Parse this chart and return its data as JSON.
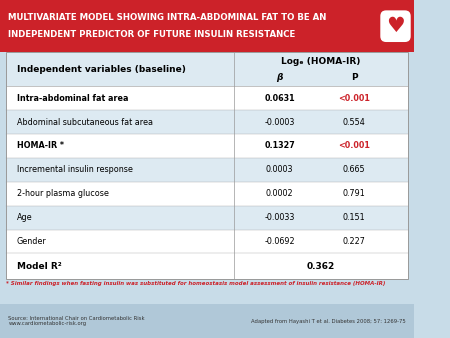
{
  "title_line1": "MULTIVARIATE MODEL SHOWING INTRA-ABDOMINAL FAT TO BE AN",
  "title_line2": "INDEPENDENT PREDICTOR OF FUTURE INSULIN RESISTANCE",
  "title_bg": "#cc2229",
  "title_color": "#ffffff",
  "bg_color": "#c8dce8",
  "table_bg": "#ddeaf2",
  "header_col1": "Independent variables (baseline)",
  "header_col2": "Logₑ (HOMA-IR)",
  "header_beta": "β",
  "header_p": "P",
  "rows": [
    {
      "label": "Intra-abdominal fat area",
      "beta": "0.0631",
      "p": "<0.001",
      "bold": true,
      "row_bg": "#ffffff"
    },
    {
      "label": "Abdominal subcutaneous fat area",
      "beta": "-0.0003",
      "p": "0.554",
      "bold": false,
      "row_bg": "#ddeaf2"
    },
    {
      "label": "HOMA-IR *",
      "beta": "0.1327",
      "p": "<0.001",
      "bold": true,
      "row_bg": "#ffffff"
    },
    {
      "label": "Incremental insulin response",
      "beta": "0.0003",
      "p": "0.665",
      "bold": false,
      "row_bg": "#ddeaf2"
    },
    {
      "label": "2-hour plasma glucose",
      "beta": "0.0002",
      "p": "0.791",
      "bold": false,
      "row_bg": "#ffffff"
    },
    {
      "label": "Age",
      "beta": "-0.0033",
      "p": "0.151",
      "bold": false,
      "row_bg": "#ddeaf2"
    },
    {
      "label": "Gender",
      "beta": "-0.0692",
      "p": "0.227",
      "bold": false,
      "row_bg": "#ffffff"
    }
  ],
  "footer_row": {
    "label": "Model R²",
    "value": "0.362",
    "bold": true,
    "row_bg": "#ffffff"
  },
  "footnote": "* Similar findings when fasting insulin was substituted for homeostasis model assessment of insulin resistance (HOMA-IR)",
  "source_left": "Source: International Chair on Cardiometabolic Risk\nwww.cardiometabolic-risk.org",
  "source_right": "Adapted from Hayashi T et al. Diabetes 2008; 57: 1269-75",
  "source_bg": "#b0c8d8",
  "heart_color": "#cc2229"
}
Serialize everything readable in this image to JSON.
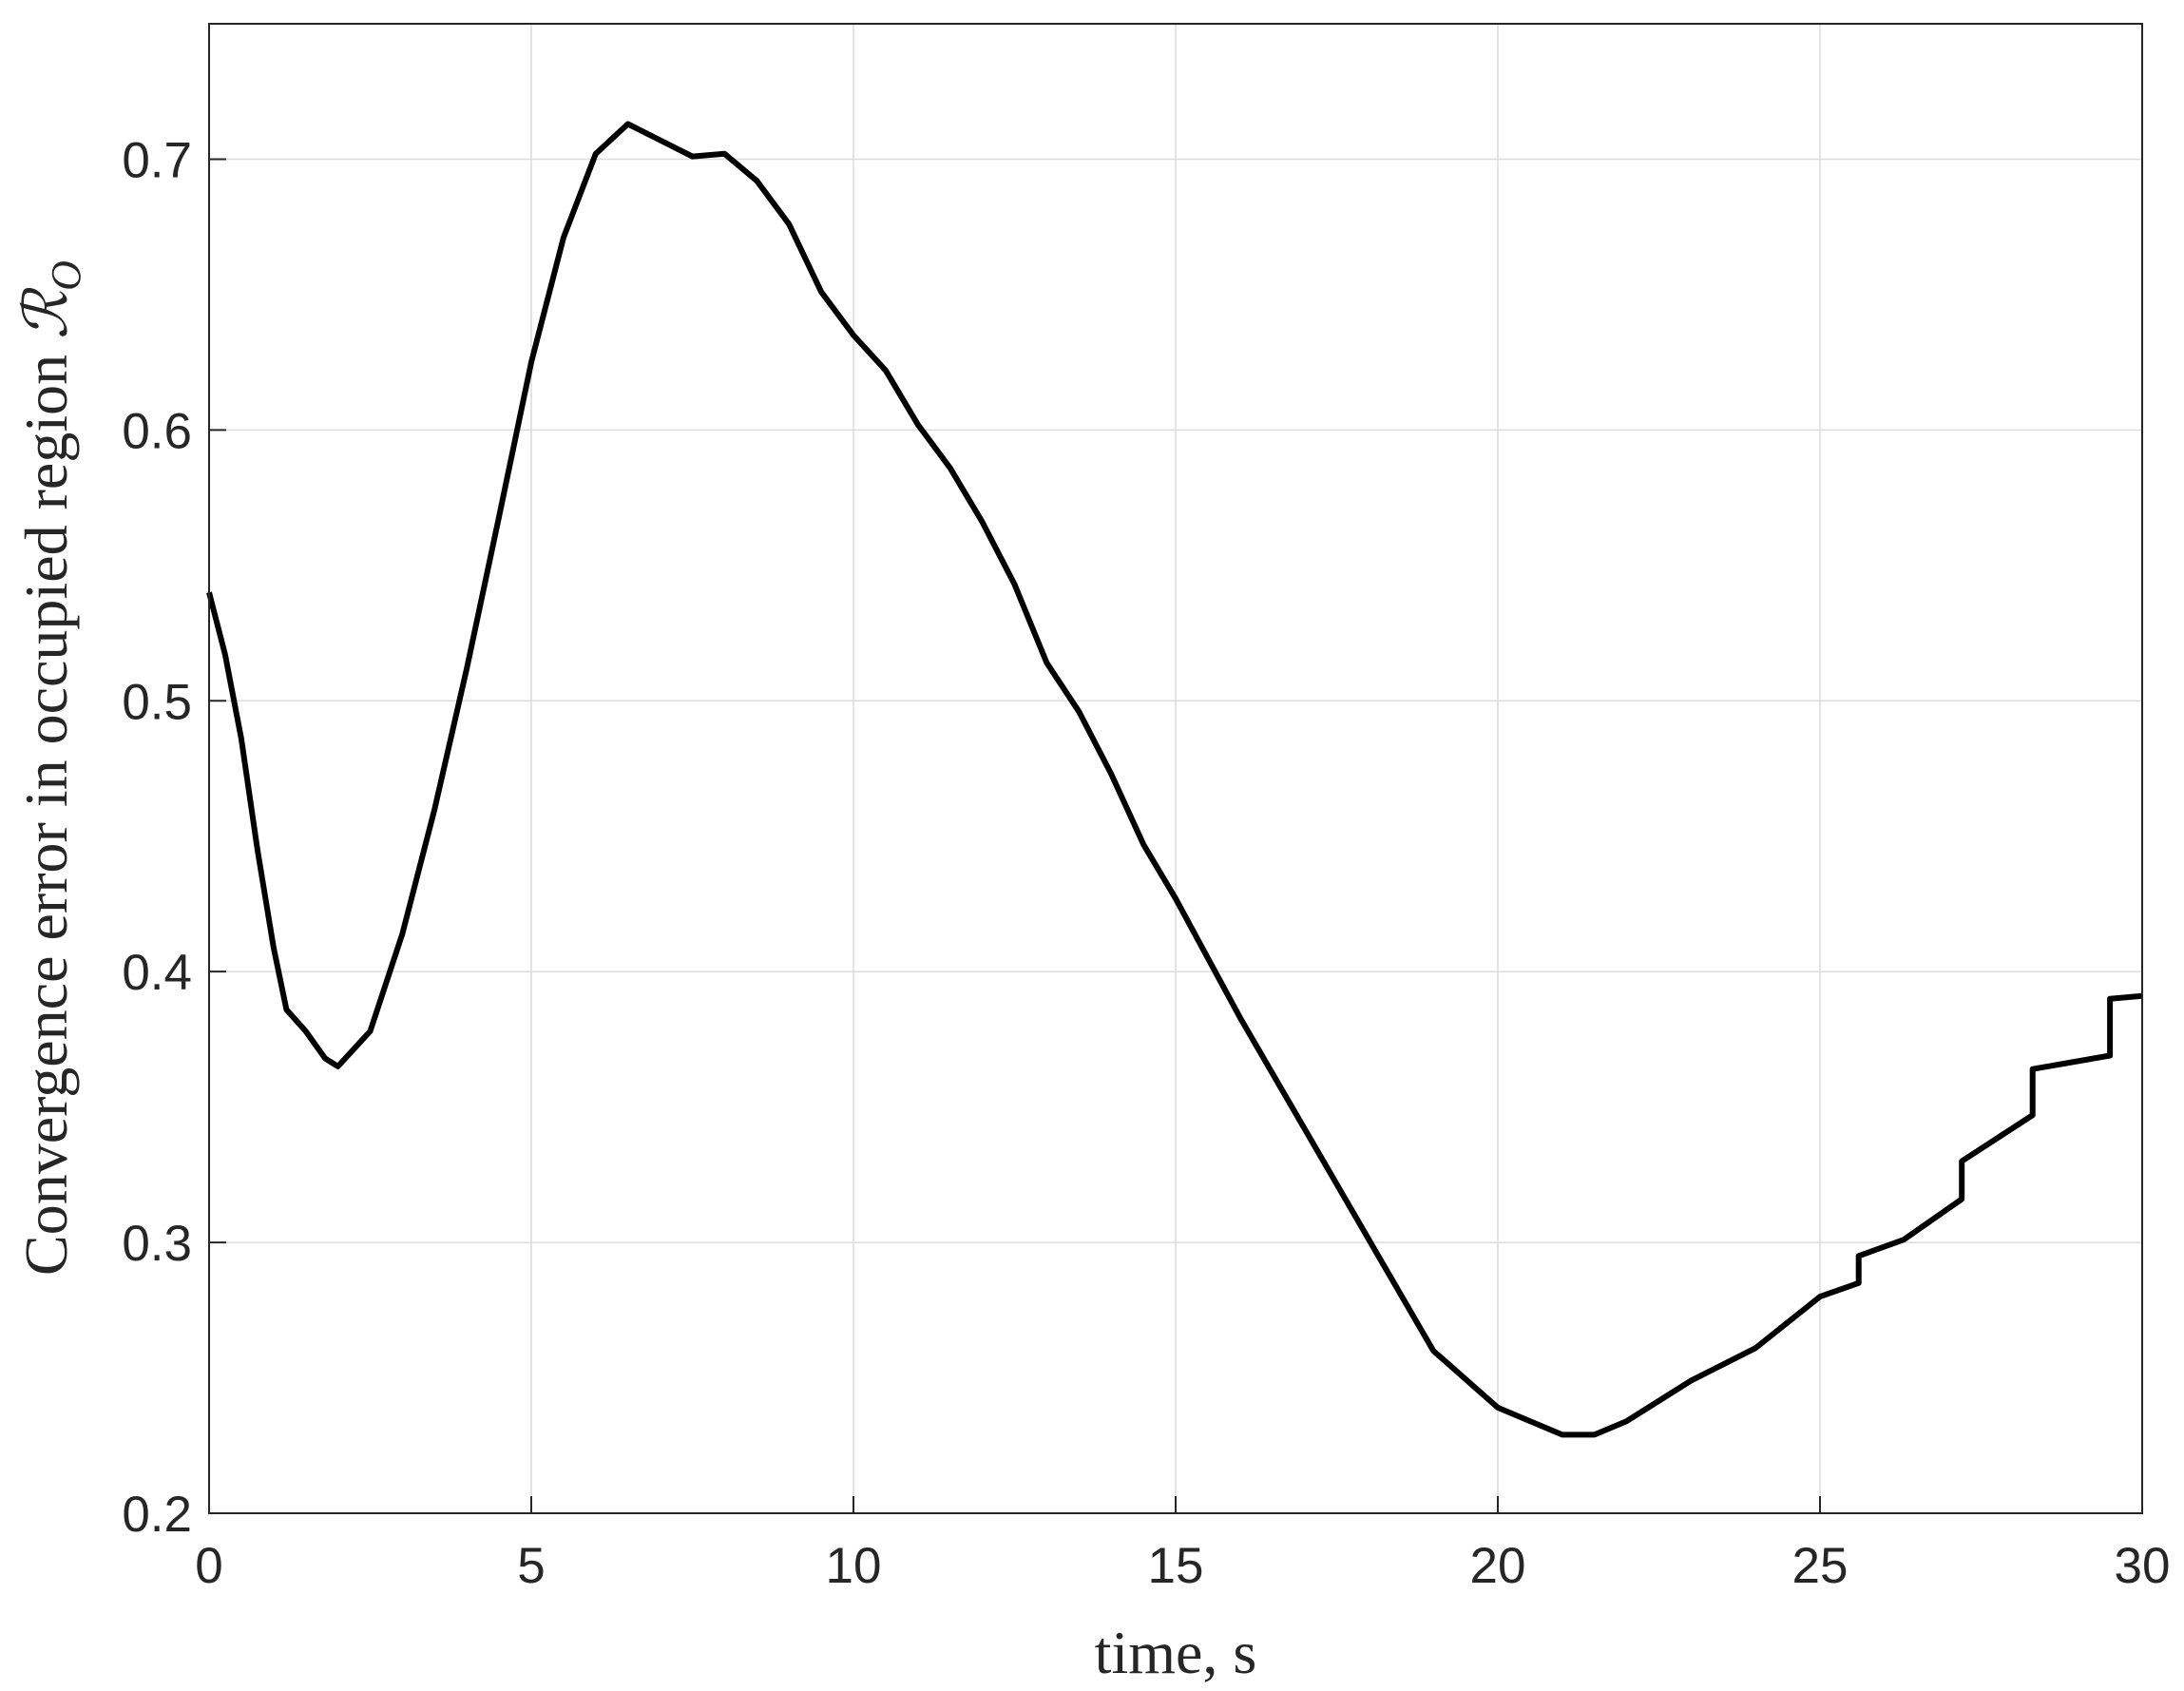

▶ **Challenge**
Pictures stay out; repeat all the rest of the records exactly.

▶ **The result**
Parse this chart and return its data as JSON.
{
  "title_line1": "MULTIVARIATE MODEL SHOWING INTRA-ABDOMINAL FAT TO BE AN",
  "title_line2": "INDEPENDENT PREDICTOR OF FUTURE INSULIN RESISTANCE",
  "title_bg": "#cc2229",
  "title_color": "#ffffff",
  "bg_color": "#c8dce8",
  "table_bg": "#ddeaf2",
  "header_col1": "Independent variables (baseline)",
  "header_col2": "Logₑ (HOMA-IR)",
  "header_beta": "β",
  "header_p": "P",
  "rows": [
    {
      "label": "Intra-abdominal fat area",
      "beta": "0.0631",
      "p": "<0.001",
      "bold": true,
      "row_bg": "#ffffff"
    },
    {
      "label": "Abdominal subcutaneous fat area",
      "beta": "-0.0003",
      "p": "0.554",
      "bold": false,
      "row_bg": "#ddeaf2"
    },
    {
      "label": "HOMA-IR *",
      "beta": "0.1327",
      "p": "<0.001",
      "bold": true,
      "row_bg": "#ffffff"
    },
    {
      "label": "Incremental insulin response",
      "beta": "0.0003",
      "p": "0.665",
      "bold": false,
      "row_bg": "#ddeaf2"
    },
    {
      "label": "2-hour plasma glucose",
      "beta": "0.0002",
      "p": "0.791",
      "bold": false,
      "row_bg": "#ffffff"
    },
    {
      "label": "Age",
      "beta": "-0.0033",
      "p": "0.151",
      "bold": false,
      "row_bg": "#ddeaf2"
    },
    {
      "label": "Gender",
      "beta": "-0.0692",
      "p": "0.227",
      "bold": false,
      "row_bg": "#ffffff"
    }
  ],
  "footer_row": {
    "label": "Model R²",
    "value": "0.362",
    "bold": true,
    "row_bg": "#ffffff"
  },
  "footnote": "* Similar findings when fasting insulin was substituted for homeostasis model assessment of insulin resistance (HOMA-IR)",
  "source_left": "Source: International Chair on Cardiometabolic Risk\nwww.cardiometabolic-risk.org",
  "source_right": "Adapted from Hayashi T et al. Diabetes 2008; 57: 1269-75",
  "source_bg": "#b0c8d8",
  "heart_color": "#cc2229"
}
Serialize everything readable in this image to JSON.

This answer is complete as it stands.